--- Start ---
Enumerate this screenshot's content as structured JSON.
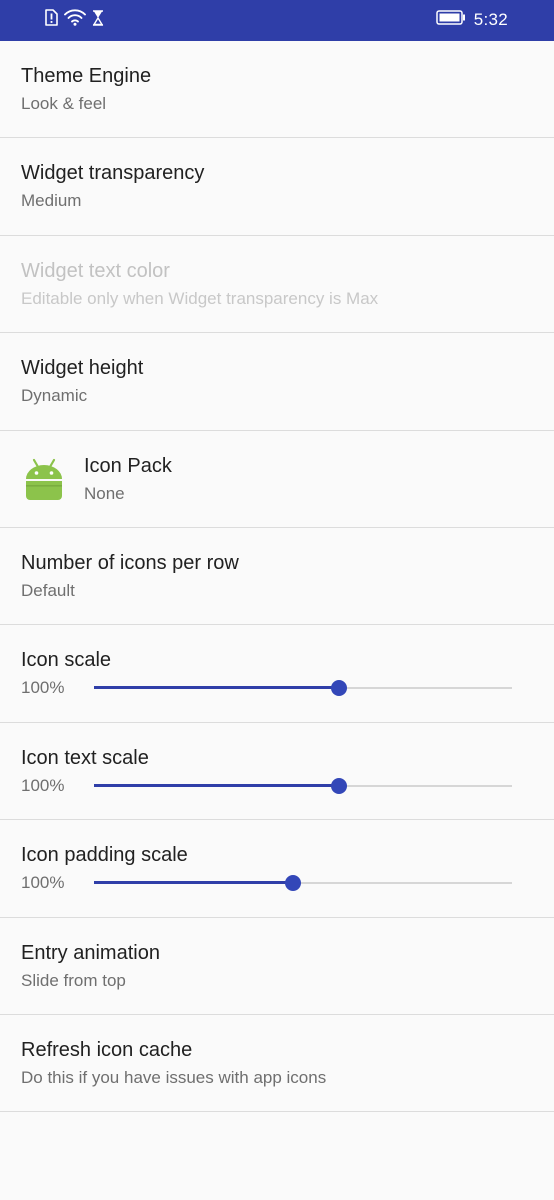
{
  "status_bar": {
    "time": "5:32",
    "icons": [
      "sim-alert-icon",
      "wifi-icon",
      "hourglass-icon",
      "battery-icon"
    ],
    "background_color": "#2f3ea8"
  },
  "settings": {
    "theme_engine": {
      "title": "Theme Engine",
      "summary": "Look & feel"
    },
    "widget_transparency": {
      "title": "Widget transparency",
      "summary": "Medium"
    },
    "widget_text_color": {
      "title": "Widget text color",
      "summary": "Editable only when Widget transparency is Max",
      "enabled": false
    },
    "widget_height": {
      "title": "Widget height",
      "summary": "Dynamic"
    },
    "icon_pack": {
      "title": "Icon Pack",
      "summary": "None",
      "icon": "android-icon",
      "icon_color": "#8cc34b"
    },
    "icons_per_row": {
      "title": "Number of icons per row",
      "summary": "Default"
    },
    "icon_scale": {
      "title": "Icon scale",
      "value_label": "100%",
      "slider_fraction": 0.585
    },
    "icon_text_scale": {
      "title": "Icon text scale",
      "value_label": "100%",
      "slider_fraction": 0.585
    },
    "icon_padding_scale": {
      "title": "Icon padding scale",
      "value_label": "100%",
      "slider_fraction": 0.475
    },
    "entry_animation": {
      "title": "Entry animation",
      "summary": "Slide from top"
    },
    "refresh_icon_cache": {
      "title": "Refresh icon cache",
      "summary": "Do this if you have issues with app icons"
    }
  },
  "colors": {
    "accent": "#3347b8",
    "title_text": "#212121",
    "summary_text": "#6f6f6f",
    "disabled_text": "#c2c2c2",
    "divider": "#dcdcdc",
    "background": "#fafafa"
  }
}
--- End ---
Requirements => Without the pictures, repeat the listing above exactly.

Result of the task =>
Enumerate this screenshot's content as structured JSON.
{
  "status_bar": {
    "time": "5:32",
    "icons": [
      "sim-alert-icon",
      "wifi-icon",
      "hourglass-icon",
      "battery-icon"
    ],
    "background_color": "#2f3ea8"
  },
  "settings": {
    "theme_engine": {
      "title": "Theme Engine",
      "summary": "Look & feel"
    },
    "widget_transparency": {
      "title": "Widget transparency",
      "summary": "Medium"
    },
    "widget_text_color": {
      "title": "Widget text color",
      "summary": "Editable only when Widget transparency is Max",
      "enabled": false
    },
    "widget_height": {
      "title": "Widget height",
      "summary": "Dynamic"
    },
    "icon_pack": {
      "title": "Icon Pack",
      "summary": "None",
      "icon": "android-icon",
      "icon_color": "#8cc34b"
    },
    "icons_per_row": {
      "title": "Number of icons per row",
      "summary": "Default"
    },
    "icon_scale": {
      "title": "Icon scale",
      "value_label": "100%",
      "slider_fraction": 0.585
    },
    "icon_text_scale": {
      "title": "Icon text scale",
      "value_label": "100%",
      "slider_fraction": 0.585
    },
    "icon_padding_scale": {
      "title": "Icon padding scale",
      "value_label": "100%",
      "slider_fraction": 0.475
    },
    "entry_animation": {
      "title": "Entry animation",
      "summary": "Slide from top"
    },
    "refresh_icon_cache": {
      "title": "Refresh icon cache",
      "summary": "Do this if you have issues with app icons"
    }
  },
  "colors": {
    "accent": "#3347b8",
    "title_text": "#212121",
    "summary_text": "#6f6f6f",
    "disabled_text": "#c2c2c2",
    "divider": "#dcdcdc",
    "background": "#fafafa"
  }
}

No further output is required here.